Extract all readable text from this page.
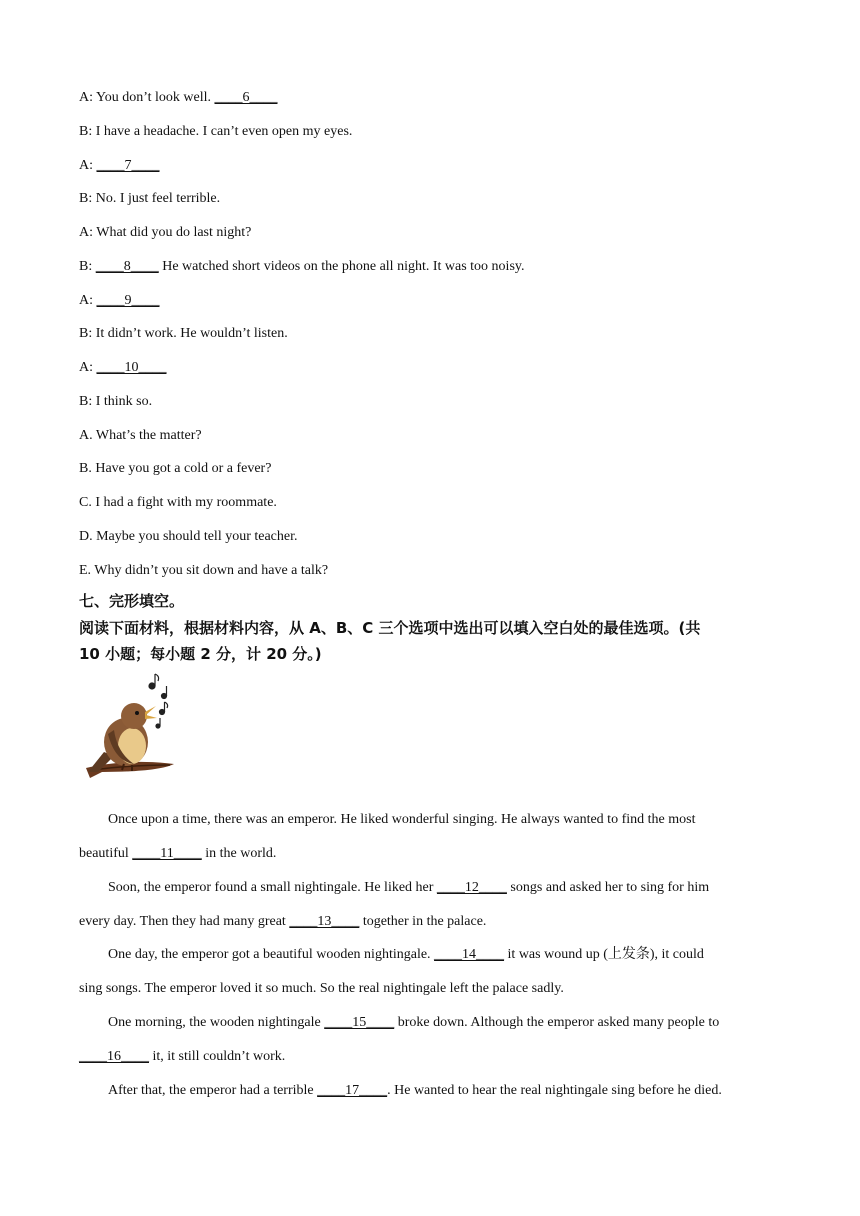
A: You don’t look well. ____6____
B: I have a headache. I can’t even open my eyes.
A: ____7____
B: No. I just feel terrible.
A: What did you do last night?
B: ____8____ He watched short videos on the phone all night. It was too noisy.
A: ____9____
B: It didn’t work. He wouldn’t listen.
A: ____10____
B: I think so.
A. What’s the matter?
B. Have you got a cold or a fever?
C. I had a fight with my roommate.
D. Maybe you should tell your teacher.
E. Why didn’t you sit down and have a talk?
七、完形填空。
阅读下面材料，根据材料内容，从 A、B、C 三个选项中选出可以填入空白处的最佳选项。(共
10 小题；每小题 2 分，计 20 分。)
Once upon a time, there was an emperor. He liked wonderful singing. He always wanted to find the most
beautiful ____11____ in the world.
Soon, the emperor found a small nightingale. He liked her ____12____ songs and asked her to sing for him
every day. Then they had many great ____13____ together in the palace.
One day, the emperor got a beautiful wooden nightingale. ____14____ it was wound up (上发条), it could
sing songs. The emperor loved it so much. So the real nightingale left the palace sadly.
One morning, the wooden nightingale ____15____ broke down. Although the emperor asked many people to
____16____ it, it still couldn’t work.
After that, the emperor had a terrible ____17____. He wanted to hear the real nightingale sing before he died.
====================
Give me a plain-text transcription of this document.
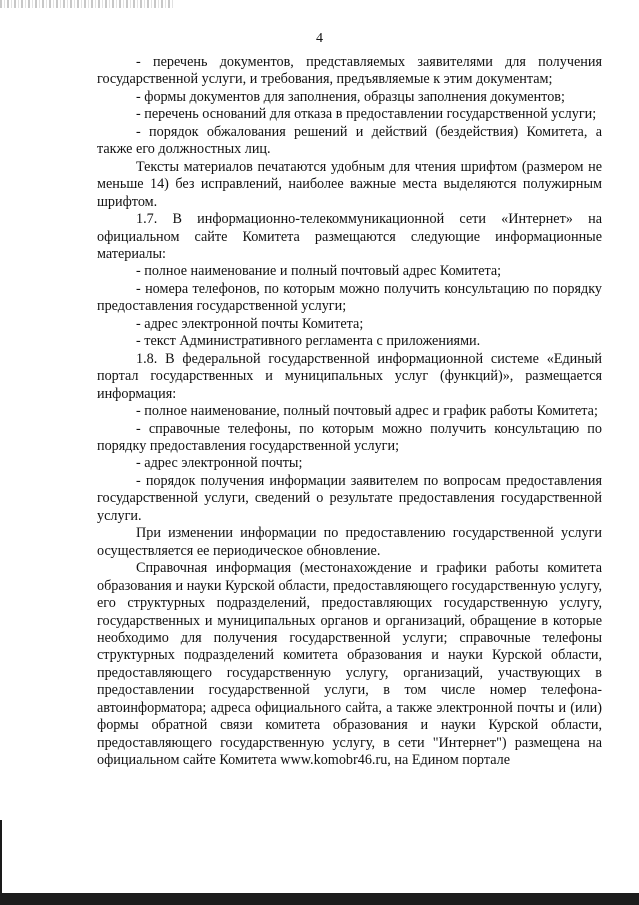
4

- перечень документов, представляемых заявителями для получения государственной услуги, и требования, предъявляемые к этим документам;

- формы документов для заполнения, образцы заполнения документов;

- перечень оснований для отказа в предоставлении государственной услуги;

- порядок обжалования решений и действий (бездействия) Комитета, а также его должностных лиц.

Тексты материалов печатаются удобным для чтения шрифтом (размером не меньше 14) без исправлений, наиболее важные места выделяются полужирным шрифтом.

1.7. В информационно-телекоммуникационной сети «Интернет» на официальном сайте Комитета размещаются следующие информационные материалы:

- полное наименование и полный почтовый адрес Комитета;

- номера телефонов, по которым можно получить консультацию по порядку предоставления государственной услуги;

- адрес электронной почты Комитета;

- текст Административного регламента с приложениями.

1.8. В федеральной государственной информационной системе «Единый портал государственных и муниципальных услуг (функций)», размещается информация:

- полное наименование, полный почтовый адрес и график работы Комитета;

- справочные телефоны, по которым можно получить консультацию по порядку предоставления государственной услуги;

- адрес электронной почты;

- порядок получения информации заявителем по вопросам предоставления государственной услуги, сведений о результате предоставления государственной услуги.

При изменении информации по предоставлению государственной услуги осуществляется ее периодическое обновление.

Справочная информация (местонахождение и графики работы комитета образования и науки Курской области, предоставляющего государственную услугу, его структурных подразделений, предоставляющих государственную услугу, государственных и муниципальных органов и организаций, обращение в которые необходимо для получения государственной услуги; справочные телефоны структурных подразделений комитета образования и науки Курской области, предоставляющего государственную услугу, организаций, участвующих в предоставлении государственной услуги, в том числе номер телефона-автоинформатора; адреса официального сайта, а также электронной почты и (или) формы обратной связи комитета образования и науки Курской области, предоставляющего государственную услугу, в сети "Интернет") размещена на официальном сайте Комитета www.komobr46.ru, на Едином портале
====================
● Given request
Pull out all lines containing "можно".

● Result
- номера телефонов, по которым можно получить консультацию по порядку предоставления государственной услуги;
- справочные телефоны, по которым можно получить консультацию по порядку предоставления государственной услуги;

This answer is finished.